Material supplied:
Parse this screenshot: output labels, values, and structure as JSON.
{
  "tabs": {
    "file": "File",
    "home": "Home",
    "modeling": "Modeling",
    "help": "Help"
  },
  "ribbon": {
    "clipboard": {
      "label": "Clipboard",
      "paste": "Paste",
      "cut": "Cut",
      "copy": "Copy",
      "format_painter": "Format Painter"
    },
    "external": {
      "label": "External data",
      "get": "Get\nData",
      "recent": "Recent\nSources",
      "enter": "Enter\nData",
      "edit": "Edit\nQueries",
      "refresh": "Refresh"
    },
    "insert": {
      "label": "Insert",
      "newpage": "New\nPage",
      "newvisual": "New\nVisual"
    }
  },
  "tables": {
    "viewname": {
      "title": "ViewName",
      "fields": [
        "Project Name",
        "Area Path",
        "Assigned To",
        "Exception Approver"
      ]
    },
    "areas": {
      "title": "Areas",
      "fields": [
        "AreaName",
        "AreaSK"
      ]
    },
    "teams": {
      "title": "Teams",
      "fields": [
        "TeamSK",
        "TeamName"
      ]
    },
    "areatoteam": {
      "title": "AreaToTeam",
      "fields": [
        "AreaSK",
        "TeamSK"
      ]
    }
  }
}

Required work: Reproduce every record, matching each line exactly.

Reply:
Parse this screenshot: output labels, values, and structure as JSON.
{
  "tabs": {
    "file": "File",
    "home": "Home",
    "modeling": "Modeling",
    "help": "Help"
  },
  "ribbon": {
    "clipboard": {
      "label": "Clipboard",
      "paste": "Paste",
      "cut": "Cut",
      "copy": "Copy",
      "format_painter": "Format Painter"
    },
    "external": {
      "label": "External data",
      "get": "Get\nData",
      "recent": "Recent\nSources",
      "enter": "Enter\nData",
      "edit": "Edit\nQueries",
      "refresh": "Refresh"
    },
    "insert": {
      "label": "Insert",
      "newpage": "New\nPage",
      "newvisual": "New\nVisual"
    }
  },
  "tables": {
    "viewname": {
      "title": "ViewName",
      "fields": [
        "Project Name",
        "Area Path",
        "Assigned To",
        "Exception Approver"
      ]
    },
    "areas": {
      "title": "Areas",
      "fields": [
        "AreaName",
        "AreaSK"
      ]
    },
    "teams": {
      "title": "Teams",
      "fields": [
        "TeamSK",
        "TeamName"
      ]
    },
    "areatoteam": {
      "title": "AreaToTeam",
      "fields": [
        "AreaSK",
        "TeamSK"
      ]
    }
  }
}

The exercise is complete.